■ SHORT EXERCISE:
Where a line holds the string "JSON", return that line.

----

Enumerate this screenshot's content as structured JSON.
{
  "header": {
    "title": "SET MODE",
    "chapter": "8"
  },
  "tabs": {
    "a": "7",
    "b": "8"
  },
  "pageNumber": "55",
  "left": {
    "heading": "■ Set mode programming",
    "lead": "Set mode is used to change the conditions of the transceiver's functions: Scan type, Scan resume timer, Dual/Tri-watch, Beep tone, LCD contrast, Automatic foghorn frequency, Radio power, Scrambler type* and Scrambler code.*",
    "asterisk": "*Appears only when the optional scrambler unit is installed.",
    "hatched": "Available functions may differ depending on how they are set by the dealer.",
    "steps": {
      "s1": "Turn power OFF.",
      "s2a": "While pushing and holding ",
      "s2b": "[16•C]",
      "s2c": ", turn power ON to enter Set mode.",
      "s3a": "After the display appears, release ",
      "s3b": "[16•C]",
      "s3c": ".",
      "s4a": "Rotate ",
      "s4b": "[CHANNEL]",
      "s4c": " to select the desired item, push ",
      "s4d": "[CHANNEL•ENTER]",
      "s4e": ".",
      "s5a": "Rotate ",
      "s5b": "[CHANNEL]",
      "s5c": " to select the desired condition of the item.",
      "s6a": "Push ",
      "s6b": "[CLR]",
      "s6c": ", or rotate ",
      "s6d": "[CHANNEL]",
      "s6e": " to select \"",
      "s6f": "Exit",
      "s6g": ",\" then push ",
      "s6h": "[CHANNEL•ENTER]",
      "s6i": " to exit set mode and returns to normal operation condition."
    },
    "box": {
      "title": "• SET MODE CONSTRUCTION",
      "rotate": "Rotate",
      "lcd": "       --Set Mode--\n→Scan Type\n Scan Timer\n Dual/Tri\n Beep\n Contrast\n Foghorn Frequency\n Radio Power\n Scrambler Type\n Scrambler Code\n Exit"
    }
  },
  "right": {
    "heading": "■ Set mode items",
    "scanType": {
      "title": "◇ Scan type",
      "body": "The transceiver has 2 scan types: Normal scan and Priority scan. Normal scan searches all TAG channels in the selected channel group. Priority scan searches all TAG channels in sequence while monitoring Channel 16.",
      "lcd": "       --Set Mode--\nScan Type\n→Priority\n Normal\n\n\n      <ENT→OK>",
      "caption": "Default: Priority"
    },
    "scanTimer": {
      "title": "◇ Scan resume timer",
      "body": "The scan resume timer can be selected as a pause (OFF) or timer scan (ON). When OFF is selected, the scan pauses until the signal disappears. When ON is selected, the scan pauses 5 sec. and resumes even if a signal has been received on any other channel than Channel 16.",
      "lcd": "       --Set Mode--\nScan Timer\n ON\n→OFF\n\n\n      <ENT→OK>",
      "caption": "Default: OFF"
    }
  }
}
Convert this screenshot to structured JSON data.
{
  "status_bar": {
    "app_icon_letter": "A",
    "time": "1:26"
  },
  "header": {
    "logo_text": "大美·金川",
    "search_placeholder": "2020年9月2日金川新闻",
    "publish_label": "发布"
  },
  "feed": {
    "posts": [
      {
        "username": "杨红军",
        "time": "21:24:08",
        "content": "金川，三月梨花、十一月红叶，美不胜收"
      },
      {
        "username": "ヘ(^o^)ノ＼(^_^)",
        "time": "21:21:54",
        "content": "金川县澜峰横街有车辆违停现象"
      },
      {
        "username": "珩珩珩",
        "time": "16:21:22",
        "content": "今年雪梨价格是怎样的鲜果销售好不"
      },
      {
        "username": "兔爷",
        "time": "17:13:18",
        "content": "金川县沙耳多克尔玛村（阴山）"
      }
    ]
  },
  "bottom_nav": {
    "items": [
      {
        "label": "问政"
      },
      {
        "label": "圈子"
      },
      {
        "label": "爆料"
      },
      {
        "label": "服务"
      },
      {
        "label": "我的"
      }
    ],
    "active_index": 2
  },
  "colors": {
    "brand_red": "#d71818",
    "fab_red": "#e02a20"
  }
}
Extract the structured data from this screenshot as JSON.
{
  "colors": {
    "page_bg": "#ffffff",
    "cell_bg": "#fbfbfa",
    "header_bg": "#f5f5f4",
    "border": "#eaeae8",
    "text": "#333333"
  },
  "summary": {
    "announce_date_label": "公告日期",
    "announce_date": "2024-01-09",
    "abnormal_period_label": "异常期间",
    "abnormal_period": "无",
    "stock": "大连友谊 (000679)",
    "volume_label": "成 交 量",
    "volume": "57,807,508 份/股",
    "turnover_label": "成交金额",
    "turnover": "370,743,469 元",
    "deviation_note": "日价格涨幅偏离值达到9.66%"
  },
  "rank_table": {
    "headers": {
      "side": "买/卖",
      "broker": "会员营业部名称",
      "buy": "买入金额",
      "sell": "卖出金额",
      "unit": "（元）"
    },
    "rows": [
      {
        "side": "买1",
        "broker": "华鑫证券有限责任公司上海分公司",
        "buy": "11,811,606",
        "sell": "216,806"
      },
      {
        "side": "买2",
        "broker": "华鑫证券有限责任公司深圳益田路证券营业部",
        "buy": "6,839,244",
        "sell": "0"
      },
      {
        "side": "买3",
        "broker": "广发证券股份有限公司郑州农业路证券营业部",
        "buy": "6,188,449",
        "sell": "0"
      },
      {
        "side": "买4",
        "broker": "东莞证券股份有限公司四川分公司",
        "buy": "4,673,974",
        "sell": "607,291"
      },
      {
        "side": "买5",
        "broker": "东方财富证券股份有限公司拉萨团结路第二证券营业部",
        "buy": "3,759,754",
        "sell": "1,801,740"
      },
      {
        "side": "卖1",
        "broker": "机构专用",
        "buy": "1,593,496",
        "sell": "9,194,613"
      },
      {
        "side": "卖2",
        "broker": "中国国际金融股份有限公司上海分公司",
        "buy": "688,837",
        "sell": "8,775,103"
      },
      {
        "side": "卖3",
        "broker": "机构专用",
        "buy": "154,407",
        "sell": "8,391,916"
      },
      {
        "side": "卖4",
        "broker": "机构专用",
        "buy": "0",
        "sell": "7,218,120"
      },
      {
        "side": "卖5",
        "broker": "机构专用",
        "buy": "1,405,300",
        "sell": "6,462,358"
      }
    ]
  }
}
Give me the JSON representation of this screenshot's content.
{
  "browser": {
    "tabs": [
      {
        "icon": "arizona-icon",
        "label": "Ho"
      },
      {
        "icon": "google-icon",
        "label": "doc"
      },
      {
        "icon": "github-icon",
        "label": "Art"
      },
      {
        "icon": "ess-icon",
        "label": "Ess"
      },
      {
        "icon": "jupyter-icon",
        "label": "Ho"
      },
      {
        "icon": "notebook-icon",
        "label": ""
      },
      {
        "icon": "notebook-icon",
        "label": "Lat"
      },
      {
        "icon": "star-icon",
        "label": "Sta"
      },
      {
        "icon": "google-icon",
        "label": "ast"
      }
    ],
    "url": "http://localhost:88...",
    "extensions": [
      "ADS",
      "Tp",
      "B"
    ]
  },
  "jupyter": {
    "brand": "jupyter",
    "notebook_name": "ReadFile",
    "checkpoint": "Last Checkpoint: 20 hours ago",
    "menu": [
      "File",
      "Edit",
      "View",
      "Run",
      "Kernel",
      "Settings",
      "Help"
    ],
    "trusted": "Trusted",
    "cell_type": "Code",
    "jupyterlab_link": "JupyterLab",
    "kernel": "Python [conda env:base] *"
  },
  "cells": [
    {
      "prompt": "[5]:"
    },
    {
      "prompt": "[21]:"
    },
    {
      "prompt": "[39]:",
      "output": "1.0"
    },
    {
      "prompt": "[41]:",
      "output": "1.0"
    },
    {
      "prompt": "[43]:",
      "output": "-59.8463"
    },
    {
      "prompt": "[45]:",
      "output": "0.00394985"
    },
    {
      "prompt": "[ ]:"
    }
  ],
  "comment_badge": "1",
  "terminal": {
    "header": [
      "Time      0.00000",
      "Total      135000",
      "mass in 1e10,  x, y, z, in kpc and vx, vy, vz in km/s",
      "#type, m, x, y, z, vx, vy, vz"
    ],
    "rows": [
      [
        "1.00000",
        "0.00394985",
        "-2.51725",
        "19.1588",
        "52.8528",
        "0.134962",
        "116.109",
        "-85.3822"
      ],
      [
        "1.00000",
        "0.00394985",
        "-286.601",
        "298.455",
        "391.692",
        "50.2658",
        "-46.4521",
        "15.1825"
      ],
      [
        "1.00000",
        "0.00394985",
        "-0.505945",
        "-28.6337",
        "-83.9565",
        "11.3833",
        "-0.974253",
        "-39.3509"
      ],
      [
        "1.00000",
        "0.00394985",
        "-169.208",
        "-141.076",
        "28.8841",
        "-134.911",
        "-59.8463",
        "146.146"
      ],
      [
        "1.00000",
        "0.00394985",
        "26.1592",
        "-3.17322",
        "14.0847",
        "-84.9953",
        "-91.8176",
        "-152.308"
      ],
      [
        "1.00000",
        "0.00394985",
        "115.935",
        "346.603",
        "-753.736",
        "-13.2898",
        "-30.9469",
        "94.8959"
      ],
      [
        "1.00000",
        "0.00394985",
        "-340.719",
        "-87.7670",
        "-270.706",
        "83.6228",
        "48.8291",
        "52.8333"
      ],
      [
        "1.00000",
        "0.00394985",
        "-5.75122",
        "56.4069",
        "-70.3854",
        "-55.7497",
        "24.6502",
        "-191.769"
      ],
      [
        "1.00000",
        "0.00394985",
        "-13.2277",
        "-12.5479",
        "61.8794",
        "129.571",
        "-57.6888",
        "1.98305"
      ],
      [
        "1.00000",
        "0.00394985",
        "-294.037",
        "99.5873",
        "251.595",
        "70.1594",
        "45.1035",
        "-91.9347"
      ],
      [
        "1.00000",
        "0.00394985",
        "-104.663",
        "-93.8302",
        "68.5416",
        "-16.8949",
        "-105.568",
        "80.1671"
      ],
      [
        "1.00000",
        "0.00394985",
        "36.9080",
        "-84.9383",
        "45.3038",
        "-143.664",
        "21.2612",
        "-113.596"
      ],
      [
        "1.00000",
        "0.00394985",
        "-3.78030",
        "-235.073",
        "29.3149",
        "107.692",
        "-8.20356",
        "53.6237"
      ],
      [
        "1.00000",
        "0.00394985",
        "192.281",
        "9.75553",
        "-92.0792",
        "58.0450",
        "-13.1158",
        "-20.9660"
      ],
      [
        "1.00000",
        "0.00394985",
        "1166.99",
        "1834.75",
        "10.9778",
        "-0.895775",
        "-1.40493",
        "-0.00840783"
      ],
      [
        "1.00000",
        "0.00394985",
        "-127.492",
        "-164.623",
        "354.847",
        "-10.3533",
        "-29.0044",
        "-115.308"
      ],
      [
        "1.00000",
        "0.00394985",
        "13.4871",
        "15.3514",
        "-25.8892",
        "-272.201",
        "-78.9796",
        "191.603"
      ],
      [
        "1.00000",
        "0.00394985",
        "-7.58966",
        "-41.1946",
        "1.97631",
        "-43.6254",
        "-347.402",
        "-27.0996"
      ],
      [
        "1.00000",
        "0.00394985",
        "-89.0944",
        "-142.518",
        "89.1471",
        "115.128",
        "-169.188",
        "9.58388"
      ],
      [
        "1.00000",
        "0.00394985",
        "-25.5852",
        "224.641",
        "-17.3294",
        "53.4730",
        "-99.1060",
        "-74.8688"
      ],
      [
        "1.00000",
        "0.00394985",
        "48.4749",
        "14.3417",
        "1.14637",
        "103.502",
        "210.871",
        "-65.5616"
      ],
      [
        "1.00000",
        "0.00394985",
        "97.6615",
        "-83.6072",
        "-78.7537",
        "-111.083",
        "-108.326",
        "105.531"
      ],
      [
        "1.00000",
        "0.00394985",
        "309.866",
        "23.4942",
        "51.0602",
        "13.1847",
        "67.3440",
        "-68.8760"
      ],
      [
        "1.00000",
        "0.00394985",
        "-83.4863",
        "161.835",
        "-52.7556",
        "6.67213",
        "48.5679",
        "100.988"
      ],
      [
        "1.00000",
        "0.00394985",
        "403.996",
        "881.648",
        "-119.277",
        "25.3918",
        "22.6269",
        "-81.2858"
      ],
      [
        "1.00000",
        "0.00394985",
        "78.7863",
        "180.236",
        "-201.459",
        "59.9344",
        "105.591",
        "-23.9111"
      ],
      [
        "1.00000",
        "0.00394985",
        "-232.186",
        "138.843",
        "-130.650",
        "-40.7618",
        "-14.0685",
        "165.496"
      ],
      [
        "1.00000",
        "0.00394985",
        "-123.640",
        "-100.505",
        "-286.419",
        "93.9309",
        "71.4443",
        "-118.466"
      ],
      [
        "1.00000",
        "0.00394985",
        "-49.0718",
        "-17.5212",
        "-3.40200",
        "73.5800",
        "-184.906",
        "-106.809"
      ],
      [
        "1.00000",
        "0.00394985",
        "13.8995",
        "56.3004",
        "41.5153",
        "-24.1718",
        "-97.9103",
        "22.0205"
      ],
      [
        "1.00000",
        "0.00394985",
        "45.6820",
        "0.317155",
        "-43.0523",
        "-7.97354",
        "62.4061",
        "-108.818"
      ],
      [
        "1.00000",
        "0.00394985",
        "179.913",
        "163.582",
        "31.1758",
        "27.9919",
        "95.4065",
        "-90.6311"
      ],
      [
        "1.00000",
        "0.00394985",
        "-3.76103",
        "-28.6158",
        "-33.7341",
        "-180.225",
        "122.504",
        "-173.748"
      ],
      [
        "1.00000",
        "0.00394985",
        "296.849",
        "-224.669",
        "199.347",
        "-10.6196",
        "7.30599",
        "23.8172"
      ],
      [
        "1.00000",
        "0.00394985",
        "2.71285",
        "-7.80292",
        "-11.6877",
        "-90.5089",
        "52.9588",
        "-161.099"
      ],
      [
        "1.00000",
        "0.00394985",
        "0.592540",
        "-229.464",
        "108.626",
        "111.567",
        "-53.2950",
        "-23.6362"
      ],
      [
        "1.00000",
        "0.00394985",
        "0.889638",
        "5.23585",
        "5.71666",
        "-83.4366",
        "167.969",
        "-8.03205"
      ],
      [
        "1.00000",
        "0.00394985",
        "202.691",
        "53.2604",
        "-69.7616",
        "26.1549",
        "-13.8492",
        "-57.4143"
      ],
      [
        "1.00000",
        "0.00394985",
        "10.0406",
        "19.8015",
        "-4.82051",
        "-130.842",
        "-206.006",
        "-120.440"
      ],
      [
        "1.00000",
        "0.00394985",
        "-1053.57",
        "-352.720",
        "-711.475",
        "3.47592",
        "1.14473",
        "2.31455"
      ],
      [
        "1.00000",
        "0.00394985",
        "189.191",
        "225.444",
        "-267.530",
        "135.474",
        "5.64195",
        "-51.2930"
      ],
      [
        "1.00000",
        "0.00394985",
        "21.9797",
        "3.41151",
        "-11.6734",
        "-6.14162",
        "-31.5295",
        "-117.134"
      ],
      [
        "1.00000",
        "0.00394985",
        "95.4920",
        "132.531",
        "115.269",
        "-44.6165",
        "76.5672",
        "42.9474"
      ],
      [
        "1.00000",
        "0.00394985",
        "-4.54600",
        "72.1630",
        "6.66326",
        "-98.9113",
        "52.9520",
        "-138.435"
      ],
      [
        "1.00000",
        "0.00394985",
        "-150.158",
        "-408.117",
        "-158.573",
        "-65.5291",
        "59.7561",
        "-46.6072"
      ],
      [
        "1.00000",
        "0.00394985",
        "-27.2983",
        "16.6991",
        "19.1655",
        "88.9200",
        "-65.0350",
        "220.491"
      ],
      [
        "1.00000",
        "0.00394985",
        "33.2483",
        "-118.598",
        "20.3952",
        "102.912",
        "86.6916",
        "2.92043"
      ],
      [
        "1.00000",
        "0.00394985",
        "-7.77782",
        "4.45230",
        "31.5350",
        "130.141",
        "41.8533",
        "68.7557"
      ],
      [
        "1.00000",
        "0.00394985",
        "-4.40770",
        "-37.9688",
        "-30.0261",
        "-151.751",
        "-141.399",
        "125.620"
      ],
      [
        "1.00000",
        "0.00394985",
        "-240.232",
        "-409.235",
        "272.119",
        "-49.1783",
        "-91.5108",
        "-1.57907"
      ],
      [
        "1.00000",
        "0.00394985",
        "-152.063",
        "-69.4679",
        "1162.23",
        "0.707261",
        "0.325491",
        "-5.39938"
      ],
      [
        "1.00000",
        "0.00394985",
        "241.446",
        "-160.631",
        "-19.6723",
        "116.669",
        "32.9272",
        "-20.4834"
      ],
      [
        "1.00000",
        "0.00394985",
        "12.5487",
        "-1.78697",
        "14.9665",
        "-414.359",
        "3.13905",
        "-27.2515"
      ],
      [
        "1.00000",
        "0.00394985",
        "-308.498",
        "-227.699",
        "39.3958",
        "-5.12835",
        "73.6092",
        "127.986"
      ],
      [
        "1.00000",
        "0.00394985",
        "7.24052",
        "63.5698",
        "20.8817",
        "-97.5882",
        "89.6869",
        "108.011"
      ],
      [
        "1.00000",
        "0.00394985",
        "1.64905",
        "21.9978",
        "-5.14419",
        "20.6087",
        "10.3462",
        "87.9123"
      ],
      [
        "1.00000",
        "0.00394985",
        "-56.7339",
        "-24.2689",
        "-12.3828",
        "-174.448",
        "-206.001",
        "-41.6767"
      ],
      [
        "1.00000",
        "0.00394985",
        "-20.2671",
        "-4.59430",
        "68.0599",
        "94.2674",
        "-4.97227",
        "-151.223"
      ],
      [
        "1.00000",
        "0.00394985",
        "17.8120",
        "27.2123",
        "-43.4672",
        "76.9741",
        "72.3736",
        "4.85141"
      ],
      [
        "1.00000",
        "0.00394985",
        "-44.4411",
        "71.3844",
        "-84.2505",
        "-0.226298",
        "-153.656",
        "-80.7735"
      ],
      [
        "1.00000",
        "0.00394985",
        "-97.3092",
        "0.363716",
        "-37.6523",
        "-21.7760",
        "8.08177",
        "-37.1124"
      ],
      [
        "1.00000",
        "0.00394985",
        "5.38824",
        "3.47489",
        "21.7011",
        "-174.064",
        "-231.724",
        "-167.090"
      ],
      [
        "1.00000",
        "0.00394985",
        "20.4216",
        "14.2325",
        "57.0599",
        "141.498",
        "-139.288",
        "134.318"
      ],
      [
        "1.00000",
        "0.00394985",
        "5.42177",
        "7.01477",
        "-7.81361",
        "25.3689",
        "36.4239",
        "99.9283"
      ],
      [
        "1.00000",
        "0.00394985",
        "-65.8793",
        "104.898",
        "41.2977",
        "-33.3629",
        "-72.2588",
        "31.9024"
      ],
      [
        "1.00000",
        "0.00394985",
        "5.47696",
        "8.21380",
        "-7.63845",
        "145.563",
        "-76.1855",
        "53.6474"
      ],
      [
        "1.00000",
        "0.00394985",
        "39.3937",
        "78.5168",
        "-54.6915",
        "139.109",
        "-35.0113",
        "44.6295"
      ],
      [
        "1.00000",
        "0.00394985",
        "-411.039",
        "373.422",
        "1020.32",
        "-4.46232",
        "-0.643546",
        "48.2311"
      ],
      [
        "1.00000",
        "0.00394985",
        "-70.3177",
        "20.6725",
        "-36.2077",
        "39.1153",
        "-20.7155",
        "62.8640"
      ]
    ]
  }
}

----

■ ANSWER TO THIS TASK:
Enumerate this screenshot's content as structured JSON.
Convert this screenshot to structured JSON data.
Extract the structured data from this screenshot as JSON.
Give me the JSON representation of this screenshot's content.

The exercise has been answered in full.